— START OF Data listing —

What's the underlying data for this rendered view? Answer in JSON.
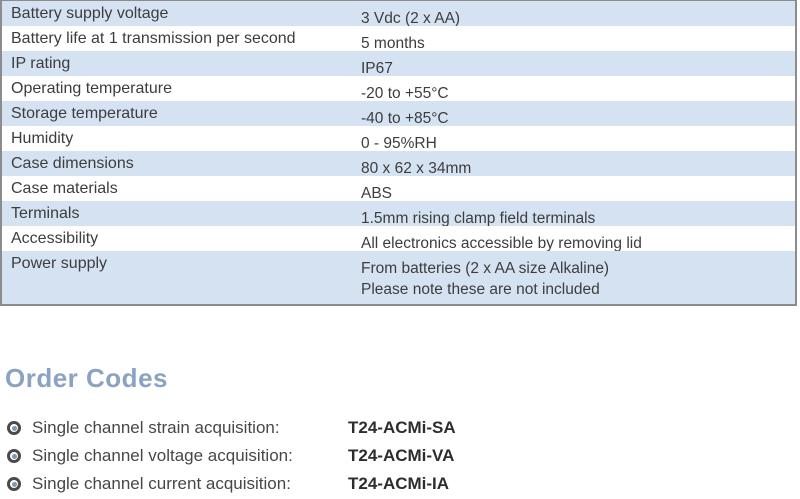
{
  "table": {
    "rows": [
      {
        "label": "Battery supply voltage",
        "value": "3 Vdc (2 x AA)"
      },
      {
        "label": "Battery life at 1 transmission per second",
        "value": "5 months"
      },
      {
        "label": "IP rating",
        "value": "IP67"
      },
      {
        "label": "Operating temperature",
        "value": "-20 to +55°C"
      },
      {
        "label": "Storage temperature",
        "value": "-40 to +85°C"
      },
      {
        "label": "Humidity",
        "value": "0 - 95%RH"
      },
      {
        "label": "Case dimensions",
        "value": "80 x 62 x 34mm"
      },
      {
        "label": "Case materials",
        "value": "ABS"
      },
      {
        "label": "Terminals",
        "value": "1.5mm rising clamp field terminals"
      },
      {
        "label": "Accessibility",
        "value": "All electronics accessible by removing lid"
      },
      {
        "label": "Power supply",
        "value": [
          "From batteries (2 x AA size Alkaline)",
          "Please note these are not included"
        ]
      }
    ]
  },
  "order_codes": {
    "heading": "Order Codes",
    "items": [
      {
        "label": "Single channel strain acquisition:",
        "code": "T24-ACMi-SA"
      },
      {
        "label": "Single channel voltage acquisition:",
        "code": "T24-ACMi-VA"
      },
      {
        "label": "Single channel current acquisition:",
        "code": "T24-ACMi-IA"
      }
    ]
  },
  "colors": {
    "row_alt_blue": "#d5e2f2",
    "table_border": "#8c8c8c",
    "body_text": "#3d3d3d",
    "heading_blue": "#8ba3c3",
    "bullet_ring": "#4a4a4a",
    "bullet_dot": "#8095b3",
    "code_text": "#2d2d2d"
  }
}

— END OF Data listing —

*Short problem:*
Copy each line above that contains the string "value".

*Completed exercise:*
        "value": "3 Vdc (2 x AA)"
        "value": "5 months"
        "value": "IP67"
        "value": "-20 to +55°C"
        "value": "-40 to +85°C"
        "value": "0 - 95%RH"
        "value": "80 x 62 x 34mm"
        "value": "ABS"
        "value": "1.5mm rising clamp field terminals"
        "value": "All electronics accessible by removing lid"
        "value": [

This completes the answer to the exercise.